Source data —
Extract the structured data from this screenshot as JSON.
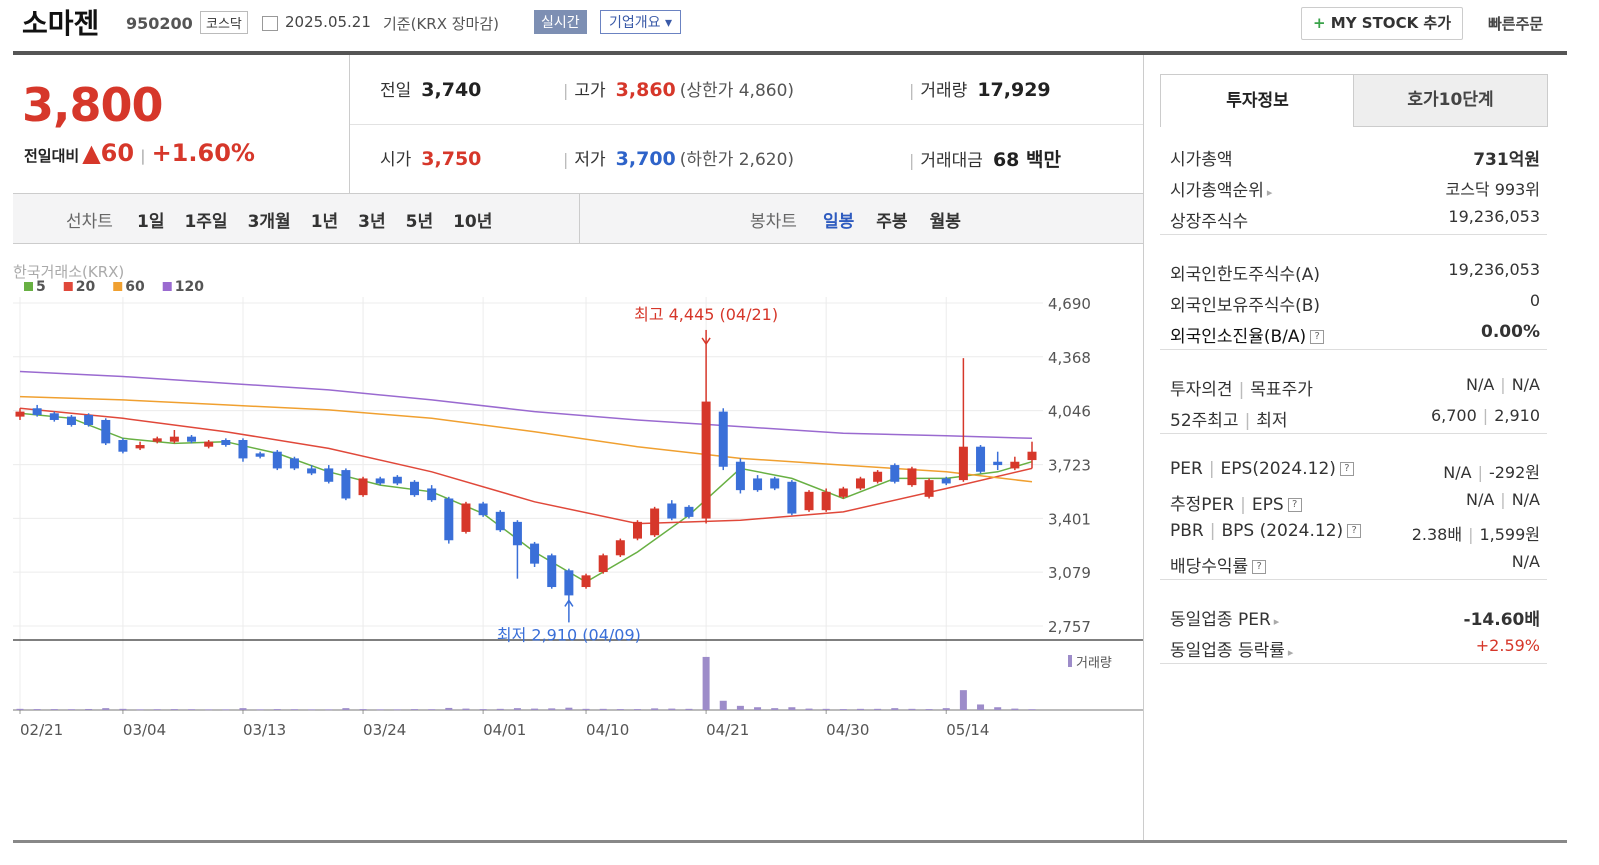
{
  "header": {
    "name": "소마젠",
    "code": "950200",
    "market": "코스닥",
    "date": "2025.05.21",
    "basis": "기준(KRX 장마감)",
    "realtime": "실시간",
    "company": "기업개요",
    "mystock": "MY STOCK 추가",
    "order": "빠른주문"
  },
  "quote": {
    "price": "3,800",
    "change_label": "전일대비",
    "change": "60",
    "change_pct": "+1.60%",
    "fields": [
      {
        "label": "전일",
        "value": "3,740"
      },
      {
        "label": "고가",
        "value": "3,860",
        "extra": "(상한가 4,860)"
      },
      {
        "label": "거래량",
        "value": "17,929"
      },
      {
        "label": "시가",
        "value": "3,750"
      },
      {
        "label": "저가",
        "value": "3,700",
        "extra": "(하한가 2,620)"
      },
      {
        "label": "거래대금",
        "value": "68 백만"
      }
    ]
  },
  "periods": {
    "label": "선차트",
    "items": [
      "1일",
      "1주일",
      "3개월",
      "1년",
      "3년",
      "5년",
      "10년"
    ],
    "candle_label": "봉차트",
    "candle_items": [
      "일봉",
      "주봉",
      "월봉"
    ]
  },
  "chart_data": {
    "type": "candlestick",
    "source": "한국거래소(KRX)",
    "categories": [
      "02/21",
      null,
      null,
      null,
      null,
      null,
      "03/04",
      null,
      null,
      null,
      null,
      null,
      null,
      "03/13",
      null,
      null,
      null,
      null,
      null,
      null,
      "03/24",
      null,
      null,
      null,
      null,
      null,
      null,
      "04/01",
      null,
      null,
      null,
      null,
      null,
      "04/10",
      null,
      null,
      null,
      null,
      null,
      null,
      "04/21",
      null,
      null,
      null,
      null,
      null,
      null,
      "04/30",
      null,
      null,
      null,
      null,
      null,
      null,
      "05/14",
      null,
      null,
      null,
      null,
      null
    ],
    "open": [
      4010,
      4060,
      4030,
      4010,
      4020,
      3990,
      3870,
      3820,
      3860,
      3860,
      3890,
      3830,
      3870,
      3870,
      3790,
      3800,
      3760,
      3700,
      3700,
      3690,
      3540,
      3640,
      3650,
      3620,
      3580,
      3520,
      3320,
      3490,
      3440,
      3380,
      3250,
      3180,
      3090,
      2990,
      3080,
      3180,
      3280,
      3300,
      3490,
      3470,
      3400,
      4040,
      3740,
      3640,
      3640,
      3620,
      3450,
      3450,
      3530,
      3580,
      3620,
      3720,
      3600,
      3530,
      3640,
      3630,
      3830,
      3740,
      3700,
      3750
    ],
    "high": [
      4060,
      4080,
      4040,
      4020,
      4030,
      4000,
      3880,
      3860,
      3890,
      3930,
      3900,
      3870,
      3880,
      3880,
      3800,
      3810,
      3770,
      3720,
      3720,
      3700,
      3650,
      3650,
      3660,
      3630,
      3600,
      3530,
      3500,
      3500,
      3450,
      3390,
      3260,
      3190,
      3100,
      3070,
      3190,
      3280,
      3390,
      3470,
      3510,
      3480,
      4445,
      4060,
      3760,
      3660,
      3650,
      3630,
      3570,
      3580,
      3590,
      3650,
      3690,
      3730,
      3710,
      3640,
      3650,
      4360,
      3840,
      3800,
      3770,
      3860
    ],
    "low": [
      3990,
      4010,
      3980,
      3950,
      3950,
      3840,
      3790,
      3810,
      3850,
      3850,
      3850,
      3820,
      3830,
      3740,
      3760,
      3690,
      3690,
      3660,
      3610,
      3510,
      3530,
      3600,
      3600,
      3530,
      3500,
      3250,
      3310,
      3410,
      3320,
      3040,
      3110,
      2980,
      2910,
      2980,
      3070,
      3170,
      3270,
      3290,
      3390,
      3400,
      3370,
      3690,
      3550,
      3560,
      3570,
      3420,
      3440,
      3440,
      3520,
      3570,
      3610,
      3610,
      3590,
      3520,
      3600,
      3620,
      3670,
      3690,
      3690,
      3700
    ],
    "close": [
      4040,
      4020,
      3990,
      3960,
      3960,
      3850,
      3800,
      3840,
      3880,
      3890,
      3860,
      3860,
      3840,
      3760,
      3770,
      3700,
      3700,
      3670,
      3620,
      3520,
      3640,
      3610,
      3610,
      3540,
      3510,
      3270,
      3490,
      3420,
      3330,
      3240,
      3130,
      2990,
      2940,
      3060,
      3180,
      3270,
      3380,
      3460,
      3400,
      3410,
      4100,
      3710,
      3570,
      3570,
      3580,
      3430,
      3560,
      3560,
      3580,
      3640,
      3680,
      3620,
      3700,
      3630,
      3610,
      3830,
      3680,
      3720,
      3740,
      3800
    ],
    "up_color": "#d6372a",
    "down_color": "#3a6fd8",
    "ylim": [
      2673,
      4726
    ],
    "yticks": [
      {
        "value": 4690,
        "label": "4,690"
      },
      {
        "value": 4368,
        "label": "4,368"
      },
      {
        "value": 4046,
        "label": "4,046"
      },
      {
        "value": 3723,
        "label": "3,723"
      },
      {
        "value": 3401,
        "label": "3,401"
      },
      {
        "value": 3079,
        "label": "3,079"
      },
      {
        "value": 2757,
        "label": "2,757"
      }
    ],
    "grid": true,
    "ma": [
      {
        "name": "5",
        "color": "#68b043",
        "x": [
          0,
          3,
          6,
          9,
          12,
          15,
          18,
          21,
          24,
          27,
          30,
          33,
          36,
          39,
          42,
          45,
          48,
          51,
          54,
          57,
          59
        ],
        "values": [
          4030,
          4000,
          3880,
          3850,
          3860,
          3790,
          3680,
          3600,
          3560,
          3430,
          3200,
          3020,
          3200,
          3420,
          3700,
          3640,
          3520,
          3640,
          3640,
          3680,
          3740
        ]
      },
      {
        "name": "20",
        "color": "#e0483a",
        "x": [
          0,
          6,
          12,
          18,
          24,
          30,
          36,
          42,
          48,
          54,
          59
        ],
        "values": [
          4060,
          4000,
          3920,
          3820,
          3680,
          3500,
          3370,
          3390,
          3440,
          3580,
          3700
        ]
      },
      {
        "name": "60",
        "color": "#f0a030",
        "x": [
          0,
          6,
          12,
          18,
          24,
          30,
          36,
          42,
          48,
          54,
          59
        ],
        "values": [
          4130,
          4110,
          4080,
          4050,
          4000,
          3920,
          3830,
          3760,
          3720,
          3680,
          3620
        ]
      },
      {
        "name": "120",
        "color": "#9a6ad0",
        "x": [
          0,
          6,
          12,
          18,
          24,
          30,
          36,
          42,
          48,
          54,
          59
        ],
        "values": [
          4280,
          4250,
          4210,
          4170,
          4110,
          4040,
          3990,
          3950,
          3910,
          3895,
          3880
        ]
      }
    ],
    "annotations": [
      {
        "text": "최고 4,445 (04/21)",
        "x": 40,
        "y": 4445,
        "color": "#d6372a"
      },
      {
        "text": "최저 2,910 (04/09)",
        "x": 32,
        "y": 2910,
        "color": "#3a6fd8"
      }
    ],
    "volume": {
      "name": "거래량",
      "color": "#9d8cc9",
      "ylim": [
        0,
        1300000
      ],
      "values": [
        25000,
        20000,
        20000,
        18000,
        22000,
        40000,
        25000,
        15000,
        18000,
        20000,
        18000,
        15000,
        15000,
        40000,
        15000,
        20000,
        18000,
        15000,
        15000,
        40000,
        20000,
        15000,
        15000,
        20000,
        18000,
        45000,
        30000,
        20000,
        25000,
        40000,
        30000,
        35000,
        50000,
        25000,
        25000,
        20000,
        20000,
        35000,
        30000,
        25000,
        1150000,
        200000,
        90000,
        60000,
        40000,
        60000,
        30000,
        25000,
        20000,
        25000,
        25000,
        40000,
        25000,
        20000,
        40000,
        430000,
        120000,
        60000,
        30000,
        17929
      ]
    }
  },
  "info": {
    "tabs": [
      "투자정보",
      "호가10단계"
    ],
    "groups": [
      [
        {
          "label": [
            "시가총액"
          ],
          "value": [
            "731억원"
          ],
          "bold": true
        },
        {
          "label": [
            "시가총액순위"
          ],
          "value": [
            "코스닥 993위"
          ],
          "arrow": true
        },
        {
          "label": [
            "상장주식수"
          ],
          "value": [
            "19,236,053"
          ]
        }
      ],
      [
        {
          "label": [
            "외국인한도주식수(A)"
          ],
          "value": [
            "19,236,053"
          ]
        },
        {
          "label": [
            "외국인보유주식수(B)"
          ],
          "value": [
            "0"
          ]
        },
        {
          "label": [
            "외국인소진율(B/A)"
          ],
          "value": [
            "0.00%"
          ],
          "bold": true,
          "help": true
        }
      ],
      [
        {
          "label": [
            "투자의견",
            "목표주가"
          ],
          "value": [
            "N/A",
            "N/A"
          ]
        },
        {
          "label": [
            "52주최고",
            "최저"
          ],
          "value": [
            "6,700",
            "2,910"
          ]
        }
      ],
      [
        {
          "label": [
            "PER",
            "EPS(2024.12)"
          ],
          "value": [
            "N/A",
            "-292원"
          ],
          "help": true
        },
        {
          "label": [
            "추정PER",
            "EPS"
          ],
          "value": [
            "N/A",
            "N/A"
          ],
          "help": true
        },
        {
          "label": [
            "PBR",
            "BPS (2024.12)"
          ],
          "value": [
            "2.38배",
            "1,599원"
          ],
          "help": true
        },
        {
          "label": [
            "배당수익률"
          ],
          "value": [
            "N/A"
          ],
          "help": true
        }
      ],
      [
        {
          "label": [
            "동일업종 PER"
          ],
          "value": [
            "-14.60배"
          ],
          "bold": true,
          "arrow": true
        },
        {
          "label": [
            "동일업종 등락률"
          ],
          "value": [
            "+2.59%"
          ],
          "up": true,
          "arrow": true
        }
      ]
    ]
  }
}
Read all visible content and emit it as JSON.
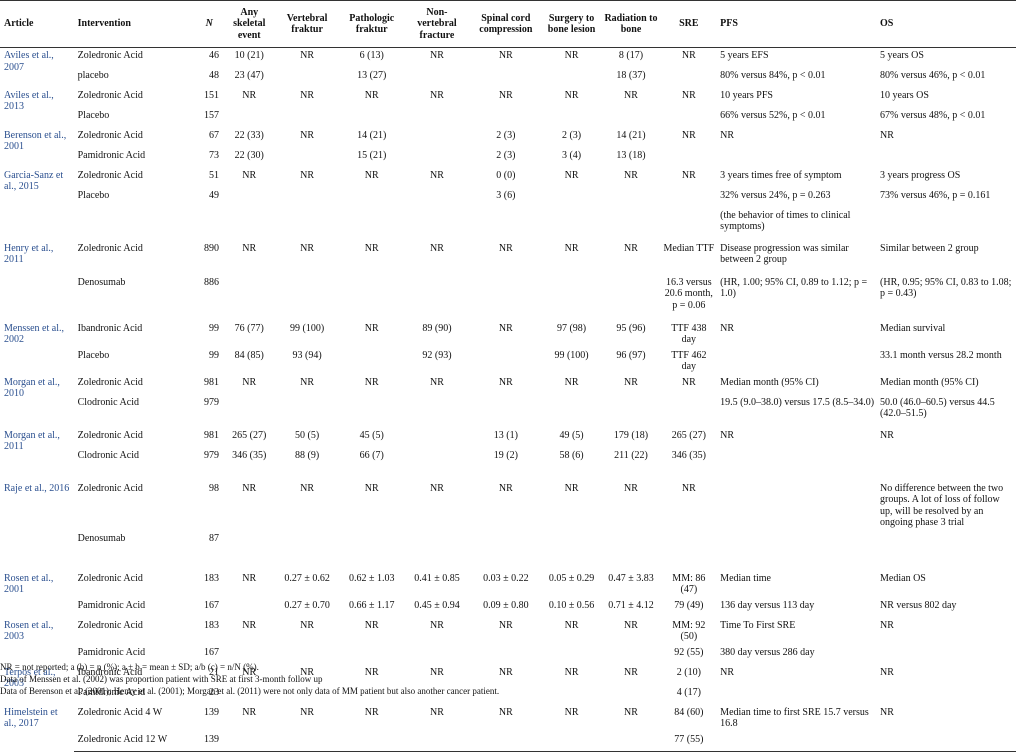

Instructions to follow — In the listing, find every line with the word "JSON" and state how many there are, nothing more.

Exercise response — 2